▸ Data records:

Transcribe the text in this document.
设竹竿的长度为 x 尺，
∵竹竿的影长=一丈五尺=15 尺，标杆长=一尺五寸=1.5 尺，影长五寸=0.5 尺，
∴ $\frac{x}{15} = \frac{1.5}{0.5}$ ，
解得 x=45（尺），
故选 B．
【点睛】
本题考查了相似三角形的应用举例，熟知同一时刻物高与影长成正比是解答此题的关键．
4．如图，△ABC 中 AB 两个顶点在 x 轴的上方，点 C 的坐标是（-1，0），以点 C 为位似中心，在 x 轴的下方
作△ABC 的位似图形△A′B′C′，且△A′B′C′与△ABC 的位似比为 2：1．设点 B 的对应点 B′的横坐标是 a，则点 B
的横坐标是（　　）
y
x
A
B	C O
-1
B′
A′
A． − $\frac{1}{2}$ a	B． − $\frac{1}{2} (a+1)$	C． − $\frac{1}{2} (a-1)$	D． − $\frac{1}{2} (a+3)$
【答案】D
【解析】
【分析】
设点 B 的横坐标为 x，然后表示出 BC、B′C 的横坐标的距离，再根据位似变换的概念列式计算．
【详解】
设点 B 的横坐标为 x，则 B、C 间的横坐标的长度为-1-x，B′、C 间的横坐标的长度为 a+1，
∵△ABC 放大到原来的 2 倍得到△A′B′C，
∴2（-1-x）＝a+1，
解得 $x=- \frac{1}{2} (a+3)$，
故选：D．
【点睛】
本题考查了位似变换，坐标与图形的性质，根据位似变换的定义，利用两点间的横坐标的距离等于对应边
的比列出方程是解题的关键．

▸ Task to carry out:
Repeat the records exactly, including every line.

▸ The output:
Transcribe the text in this document.
设竹竿的长度为 x 尺，
∵竹竿的影长=一丈五尺=15 尺，标杆长=一尺五寸=1.5 尺，影长五寸=0.5 尺，
∴ $\frac{x}{15} = \frac{1.5}{0.5}$ ，
解得 x=45（尺），
故选 B．
【点睛】
本题考查了相似三角形的应用举例，熟知同一时刻物高与影长成正比是解答此题的关键．
4．如图，△ABC 中 AB 两个顶点在 x 轴的上方，点 C 的坐标是（-1，0），以点 C 为位似中心，在 x 轴的下方
作△ABC 的位似图形△A′B′C′，且△A′B′C′与△ABC 的位似比为 2：1．设点 B 的对应点 B′的横坐标是 a，则点 B
的横坐标是（　　）
y
x
A
B	C O
-1
B′
A′
A． − $\frac{1}{2}$ a	B． − $\frac{1}{2} (a+1)$	C． − $\frac{1}{2} (a-1)$	D． − $\frac{1}{2} (a+3)$
【答案】D
【解析】
【分析】
设点 B 的横坐标为 x，然后表示出 BC、B′C 的横坐标的距离，再根据位似变换的概念列式计算．
【详解】
设点 B 的横坐标为 x，则 B、C 间的横坐标的长度为-1-x，B′、C 间的横坐标的长度为 a+1，
∵△ABC 放大到原来的 2 倍得到△A′B′C，
∴2（-1-x）＝a+1，
解得 $x=- \frac{1}{2} (a+3)$，
故选：D．
【点睛】
本题考查了位似变换，坐标与图形的性质，根据位似变换的定义，利用两点间的横坐标的距离等于对应边
的比列出方程是解题的关键．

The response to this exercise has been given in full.